- The task
Copy every line of the records below that holds the word "Baru".

Start Extracted material

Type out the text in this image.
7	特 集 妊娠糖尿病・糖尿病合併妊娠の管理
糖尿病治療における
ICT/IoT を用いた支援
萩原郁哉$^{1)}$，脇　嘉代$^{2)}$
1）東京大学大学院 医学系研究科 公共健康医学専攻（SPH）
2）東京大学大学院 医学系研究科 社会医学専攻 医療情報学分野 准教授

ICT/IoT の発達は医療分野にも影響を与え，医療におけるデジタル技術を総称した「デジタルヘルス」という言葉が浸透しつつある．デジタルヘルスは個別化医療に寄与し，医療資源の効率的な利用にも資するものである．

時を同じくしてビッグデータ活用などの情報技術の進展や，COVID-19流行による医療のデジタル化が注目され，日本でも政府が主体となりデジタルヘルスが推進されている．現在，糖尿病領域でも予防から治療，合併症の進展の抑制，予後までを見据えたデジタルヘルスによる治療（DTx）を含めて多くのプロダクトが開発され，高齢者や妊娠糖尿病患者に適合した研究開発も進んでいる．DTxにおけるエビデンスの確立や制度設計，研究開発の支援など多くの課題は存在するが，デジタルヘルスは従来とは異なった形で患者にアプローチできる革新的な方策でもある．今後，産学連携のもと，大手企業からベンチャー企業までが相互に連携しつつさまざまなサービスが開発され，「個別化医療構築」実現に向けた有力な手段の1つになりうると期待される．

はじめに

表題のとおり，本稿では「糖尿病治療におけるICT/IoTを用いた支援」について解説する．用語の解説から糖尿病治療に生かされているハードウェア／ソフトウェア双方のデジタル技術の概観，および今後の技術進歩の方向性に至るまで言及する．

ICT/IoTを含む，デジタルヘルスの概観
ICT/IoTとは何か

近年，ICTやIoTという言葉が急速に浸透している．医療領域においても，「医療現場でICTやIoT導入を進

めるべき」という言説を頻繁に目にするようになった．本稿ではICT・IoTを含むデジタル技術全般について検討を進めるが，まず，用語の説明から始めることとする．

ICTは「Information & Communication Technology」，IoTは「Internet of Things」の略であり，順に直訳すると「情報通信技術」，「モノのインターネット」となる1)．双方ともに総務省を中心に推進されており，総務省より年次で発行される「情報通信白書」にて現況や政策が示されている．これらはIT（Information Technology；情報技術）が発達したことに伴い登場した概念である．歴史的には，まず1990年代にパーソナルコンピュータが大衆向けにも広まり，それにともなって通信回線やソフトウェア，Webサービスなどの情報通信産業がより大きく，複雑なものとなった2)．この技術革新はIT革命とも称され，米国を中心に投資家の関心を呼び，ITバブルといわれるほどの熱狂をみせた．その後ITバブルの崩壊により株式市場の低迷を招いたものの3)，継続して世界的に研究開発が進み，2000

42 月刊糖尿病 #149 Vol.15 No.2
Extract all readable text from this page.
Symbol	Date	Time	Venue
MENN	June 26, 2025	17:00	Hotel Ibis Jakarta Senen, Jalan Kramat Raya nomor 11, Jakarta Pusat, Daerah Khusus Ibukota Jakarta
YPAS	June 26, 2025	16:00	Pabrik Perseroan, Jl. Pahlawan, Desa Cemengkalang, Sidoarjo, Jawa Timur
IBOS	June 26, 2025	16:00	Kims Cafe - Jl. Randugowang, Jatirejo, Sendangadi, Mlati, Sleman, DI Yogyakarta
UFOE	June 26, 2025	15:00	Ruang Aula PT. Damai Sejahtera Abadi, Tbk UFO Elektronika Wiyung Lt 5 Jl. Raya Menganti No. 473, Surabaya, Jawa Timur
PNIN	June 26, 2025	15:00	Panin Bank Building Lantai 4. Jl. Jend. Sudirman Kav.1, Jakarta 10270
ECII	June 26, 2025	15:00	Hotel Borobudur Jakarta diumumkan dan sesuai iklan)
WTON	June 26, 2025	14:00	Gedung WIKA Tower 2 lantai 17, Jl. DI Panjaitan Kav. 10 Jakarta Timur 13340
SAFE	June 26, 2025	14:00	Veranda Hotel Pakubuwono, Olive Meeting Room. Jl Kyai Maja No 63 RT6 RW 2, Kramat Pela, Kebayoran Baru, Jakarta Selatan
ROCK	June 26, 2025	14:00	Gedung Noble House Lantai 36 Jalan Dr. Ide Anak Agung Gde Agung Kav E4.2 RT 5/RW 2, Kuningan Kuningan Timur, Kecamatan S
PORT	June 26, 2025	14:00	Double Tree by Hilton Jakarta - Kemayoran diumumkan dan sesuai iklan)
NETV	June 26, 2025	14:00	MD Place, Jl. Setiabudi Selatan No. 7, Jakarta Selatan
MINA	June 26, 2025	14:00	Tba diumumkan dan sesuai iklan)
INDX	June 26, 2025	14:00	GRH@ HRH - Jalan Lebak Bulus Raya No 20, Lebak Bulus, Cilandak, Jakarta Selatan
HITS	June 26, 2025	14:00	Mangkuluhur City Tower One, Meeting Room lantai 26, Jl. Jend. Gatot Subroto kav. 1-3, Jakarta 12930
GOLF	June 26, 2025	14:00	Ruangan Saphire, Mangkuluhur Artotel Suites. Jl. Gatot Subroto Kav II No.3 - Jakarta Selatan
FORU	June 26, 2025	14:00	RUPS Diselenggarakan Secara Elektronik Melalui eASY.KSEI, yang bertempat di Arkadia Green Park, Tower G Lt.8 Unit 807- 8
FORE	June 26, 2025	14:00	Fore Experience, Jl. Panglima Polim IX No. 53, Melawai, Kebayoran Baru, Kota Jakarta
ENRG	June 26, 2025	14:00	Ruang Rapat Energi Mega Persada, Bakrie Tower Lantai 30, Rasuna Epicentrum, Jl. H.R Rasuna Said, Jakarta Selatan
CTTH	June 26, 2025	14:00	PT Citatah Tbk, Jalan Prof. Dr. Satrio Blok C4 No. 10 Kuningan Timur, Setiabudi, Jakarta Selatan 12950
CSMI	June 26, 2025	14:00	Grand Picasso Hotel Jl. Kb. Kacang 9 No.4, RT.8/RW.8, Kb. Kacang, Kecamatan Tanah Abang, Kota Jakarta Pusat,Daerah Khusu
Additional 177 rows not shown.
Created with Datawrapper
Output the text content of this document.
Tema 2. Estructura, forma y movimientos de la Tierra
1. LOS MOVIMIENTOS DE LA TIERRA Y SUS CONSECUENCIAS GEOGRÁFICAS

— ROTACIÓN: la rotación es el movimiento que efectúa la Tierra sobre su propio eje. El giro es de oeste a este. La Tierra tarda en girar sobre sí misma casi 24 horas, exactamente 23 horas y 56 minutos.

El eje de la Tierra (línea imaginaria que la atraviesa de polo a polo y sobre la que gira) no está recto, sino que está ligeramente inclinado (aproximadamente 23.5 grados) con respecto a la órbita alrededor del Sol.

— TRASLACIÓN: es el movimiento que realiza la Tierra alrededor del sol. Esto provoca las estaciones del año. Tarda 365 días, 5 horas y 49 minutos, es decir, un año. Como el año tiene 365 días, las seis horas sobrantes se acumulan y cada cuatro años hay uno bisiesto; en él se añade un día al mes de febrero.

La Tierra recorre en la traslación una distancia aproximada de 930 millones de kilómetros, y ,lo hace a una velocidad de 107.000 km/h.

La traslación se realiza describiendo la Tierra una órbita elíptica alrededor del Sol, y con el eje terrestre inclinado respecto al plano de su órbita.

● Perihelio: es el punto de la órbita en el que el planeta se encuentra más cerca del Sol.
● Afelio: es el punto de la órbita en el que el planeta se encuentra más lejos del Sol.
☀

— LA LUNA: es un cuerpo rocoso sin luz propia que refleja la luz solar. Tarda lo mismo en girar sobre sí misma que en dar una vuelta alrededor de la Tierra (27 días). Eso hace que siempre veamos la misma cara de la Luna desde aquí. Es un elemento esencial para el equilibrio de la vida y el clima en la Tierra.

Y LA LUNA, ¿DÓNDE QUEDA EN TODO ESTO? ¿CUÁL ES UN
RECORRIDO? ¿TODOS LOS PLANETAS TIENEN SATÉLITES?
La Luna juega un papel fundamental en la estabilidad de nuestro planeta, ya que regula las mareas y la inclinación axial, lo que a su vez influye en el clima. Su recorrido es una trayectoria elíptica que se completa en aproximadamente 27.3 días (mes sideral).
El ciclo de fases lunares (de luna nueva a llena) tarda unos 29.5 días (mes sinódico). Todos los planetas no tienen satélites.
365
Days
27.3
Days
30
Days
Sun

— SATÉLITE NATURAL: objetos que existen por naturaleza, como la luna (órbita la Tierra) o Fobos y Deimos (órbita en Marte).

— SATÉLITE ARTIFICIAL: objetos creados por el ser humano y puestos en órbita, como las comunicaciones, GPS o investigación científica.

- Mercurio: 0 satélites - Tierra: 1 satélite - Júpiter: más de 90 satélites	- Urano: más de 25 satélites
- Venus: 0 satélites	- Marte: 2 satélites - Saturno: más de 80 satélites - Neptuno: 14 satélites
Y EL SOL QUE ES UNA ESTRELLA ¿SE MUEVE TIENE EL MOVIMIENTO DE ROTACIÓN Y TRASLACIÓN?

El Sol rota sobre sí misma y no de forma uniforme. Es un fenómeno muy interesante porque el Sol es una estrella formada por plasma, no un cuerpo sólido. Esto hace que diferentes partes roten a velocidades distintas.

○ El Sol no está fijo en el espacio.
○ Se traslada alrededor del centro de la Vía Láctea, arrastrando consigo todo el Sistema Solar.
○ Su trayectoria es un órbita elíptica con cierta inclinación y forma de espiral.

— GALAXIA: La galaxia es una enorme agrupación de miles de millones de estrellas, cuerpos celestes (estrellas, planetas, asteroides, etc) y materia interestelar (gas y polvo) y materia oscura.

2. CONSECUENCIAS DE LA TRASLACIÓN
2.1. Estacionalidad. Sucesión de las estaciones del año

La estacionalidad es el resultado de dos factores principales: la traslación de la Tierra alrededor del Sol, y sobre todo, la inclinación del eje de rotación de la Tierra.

End Extracted material

- Solution
SAFE	June 26, 2025	14:00	Veranda Hotel Pakubuwono, Olive Meeting Room. Jl Kyai Maja No 63 RT6 RW 2, Kramat Pela, Kebayoran Baru, Jakarta Selatan
FORE	June 26, 2025	14:00	Fore Experience, Jl. Panglima Polim IX No. 53, Melawai, Kebayoran Baru, Kota Jakarta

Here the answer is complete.